= Do this =
Find the lines with the string "text" and return them.

= Supplied material =

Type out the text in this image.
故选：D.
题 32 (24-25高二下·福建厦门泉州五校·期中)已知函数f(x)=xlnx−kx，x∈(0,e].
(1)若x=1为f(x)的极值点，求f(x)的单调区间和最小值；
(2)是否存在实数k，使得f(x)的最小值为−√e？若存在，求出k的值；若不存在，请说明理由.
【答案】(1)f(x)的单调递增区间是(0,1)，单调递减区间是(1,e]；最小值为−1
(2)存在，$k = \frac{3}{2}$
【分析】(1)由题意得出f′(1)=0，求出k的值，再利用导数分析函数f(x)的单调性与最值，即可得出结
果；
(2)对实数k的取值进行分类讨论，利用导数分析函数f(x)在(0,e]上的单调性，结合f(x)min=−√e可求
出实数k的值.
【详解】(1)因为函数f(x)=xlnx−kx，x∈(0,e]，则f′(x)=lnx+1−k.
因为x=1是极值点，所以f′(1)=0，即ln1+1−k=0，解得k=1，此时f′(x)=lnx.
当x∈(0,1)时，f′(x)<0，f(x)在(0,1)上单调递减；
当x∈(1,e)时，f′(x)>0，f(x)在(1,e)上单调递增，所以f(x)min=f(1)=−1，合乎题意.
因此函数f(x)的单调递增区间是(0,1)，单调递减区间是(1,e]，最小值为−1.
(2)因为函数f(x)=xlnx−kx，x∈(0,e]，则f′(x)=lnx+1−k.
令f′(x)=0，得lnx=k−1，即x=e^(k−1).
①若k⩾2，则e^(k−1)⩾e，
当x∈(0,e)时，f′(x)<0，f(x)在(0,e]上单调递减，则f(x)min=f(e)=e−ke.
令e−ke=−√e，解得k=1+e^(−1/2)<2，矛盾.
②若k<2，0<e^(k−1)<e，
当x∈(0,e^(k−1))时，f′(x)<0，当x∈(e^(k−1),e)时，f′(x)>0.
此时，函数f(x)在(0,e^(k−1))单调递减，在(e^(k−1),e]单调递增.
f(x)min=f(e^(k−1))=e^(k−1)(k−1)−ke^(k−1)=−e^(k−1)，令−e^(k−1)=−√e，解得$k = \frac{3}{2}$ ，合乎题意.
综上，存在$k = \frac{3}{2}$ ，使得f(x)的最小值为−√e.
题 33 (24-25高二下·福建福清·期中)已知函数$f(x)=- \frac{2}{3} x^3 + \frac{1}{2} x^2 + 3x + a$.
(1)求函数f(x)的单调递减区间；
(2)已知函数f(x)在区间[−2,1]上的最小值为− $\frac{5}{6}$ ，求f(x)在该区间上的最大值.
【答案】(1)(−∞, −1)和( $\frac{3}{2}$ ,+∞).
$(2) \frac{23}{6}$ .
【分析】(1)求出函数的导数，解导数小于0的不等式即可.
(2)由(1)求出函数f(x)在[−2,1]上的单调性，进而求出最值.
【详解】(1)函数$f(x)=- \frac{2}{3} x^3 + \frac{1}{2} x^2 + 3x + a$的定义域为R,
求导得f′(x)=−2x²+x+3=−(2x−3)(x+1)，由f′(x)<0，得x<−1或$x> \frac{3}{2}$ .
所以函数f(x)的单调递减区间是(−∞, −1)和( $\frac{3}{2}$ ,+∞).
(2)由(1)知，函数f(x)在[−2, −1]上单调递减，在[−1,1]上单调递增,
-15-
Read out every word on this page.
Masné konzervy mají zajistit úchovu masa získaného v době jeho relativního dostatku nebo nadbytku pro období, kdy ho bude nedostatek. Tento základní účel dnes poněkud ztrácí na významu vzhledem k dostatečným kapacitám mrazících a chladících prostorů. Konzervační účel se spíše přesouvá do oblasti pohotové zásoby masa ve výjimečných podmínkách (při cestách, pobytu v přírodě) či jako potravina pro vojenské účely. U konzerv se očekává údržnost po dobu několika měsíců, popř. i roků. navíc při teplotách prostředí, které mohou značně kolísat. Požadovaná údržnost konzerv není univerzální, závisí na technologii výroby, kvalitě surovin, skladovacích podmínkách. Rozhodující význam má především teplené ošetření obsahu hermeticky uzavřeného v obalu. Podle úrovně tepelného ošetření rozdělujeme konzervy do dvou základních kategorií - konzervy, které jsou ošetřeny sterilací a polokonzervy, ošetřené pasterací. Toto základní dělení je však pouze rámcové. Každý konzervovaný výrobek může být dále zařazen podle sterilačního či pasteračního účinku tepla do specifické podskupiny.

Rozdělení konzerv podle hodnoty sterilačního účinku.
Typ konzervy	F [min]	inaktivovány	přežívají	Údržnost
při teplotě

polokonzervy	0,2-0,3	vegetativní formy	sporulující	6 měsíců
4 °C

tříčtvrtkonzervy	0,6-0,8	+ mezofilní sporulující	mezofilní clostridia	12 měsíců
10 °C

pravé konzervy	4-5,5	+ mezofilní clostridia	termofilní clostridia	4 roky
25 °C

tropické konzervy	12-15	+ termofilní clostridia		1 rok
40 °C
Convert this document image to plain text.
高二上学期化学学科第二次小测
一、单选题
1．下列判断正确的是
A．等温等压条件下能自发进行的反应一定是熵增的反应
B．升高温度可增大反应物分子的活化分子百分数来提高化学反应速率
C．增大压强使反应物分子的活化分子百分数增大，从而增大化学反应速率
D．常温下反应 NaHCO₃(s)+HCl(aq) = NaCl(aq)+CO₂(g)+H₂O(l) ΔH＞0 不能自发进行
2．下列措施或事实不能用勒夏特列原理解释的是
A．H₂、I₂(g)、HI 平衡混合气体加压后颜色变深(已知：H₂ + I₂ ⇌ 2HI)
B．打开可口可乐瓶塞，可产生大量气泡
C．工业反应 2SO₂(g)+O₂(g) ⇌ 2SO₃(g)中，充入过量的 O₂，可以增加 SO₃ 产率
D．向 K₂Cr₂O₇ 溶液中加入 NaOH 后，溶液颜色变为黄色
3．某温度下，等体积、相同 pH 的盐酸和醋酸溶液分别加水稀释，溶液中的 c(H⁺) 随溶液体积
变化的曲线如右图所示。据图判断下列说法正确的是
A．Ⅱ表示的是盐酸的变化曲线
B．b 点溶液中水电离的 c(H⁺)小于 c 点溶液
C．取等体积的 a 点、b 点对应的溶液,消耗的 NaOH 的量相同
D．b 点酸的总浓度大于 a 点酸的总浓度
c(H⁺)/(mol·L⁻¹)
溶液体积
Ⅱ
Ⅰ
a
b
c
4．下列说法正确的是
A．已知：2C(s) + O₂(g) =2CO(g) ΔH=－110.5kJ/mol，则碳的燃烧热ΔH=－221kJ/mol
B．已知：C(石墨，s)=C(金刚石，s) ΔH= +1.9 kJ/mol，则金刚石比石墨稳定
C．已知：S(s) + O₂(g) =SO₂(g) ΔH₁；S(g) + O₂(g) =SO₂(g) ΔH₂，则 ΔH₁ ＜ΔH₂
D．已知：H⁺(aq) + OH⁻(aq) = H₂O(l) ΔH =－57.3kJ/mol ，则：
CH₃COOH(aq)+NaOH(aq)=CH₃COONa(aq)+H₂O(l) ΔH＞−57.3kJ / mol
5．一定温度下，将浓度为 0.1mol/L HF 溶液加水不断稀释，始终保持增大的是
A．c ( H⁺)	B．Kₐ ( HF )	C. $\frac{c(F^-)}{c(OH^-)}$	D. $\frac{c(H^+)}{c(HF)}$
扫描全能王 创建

= Exercise response =
Type out the text in this image.
Convert this document image to plain text.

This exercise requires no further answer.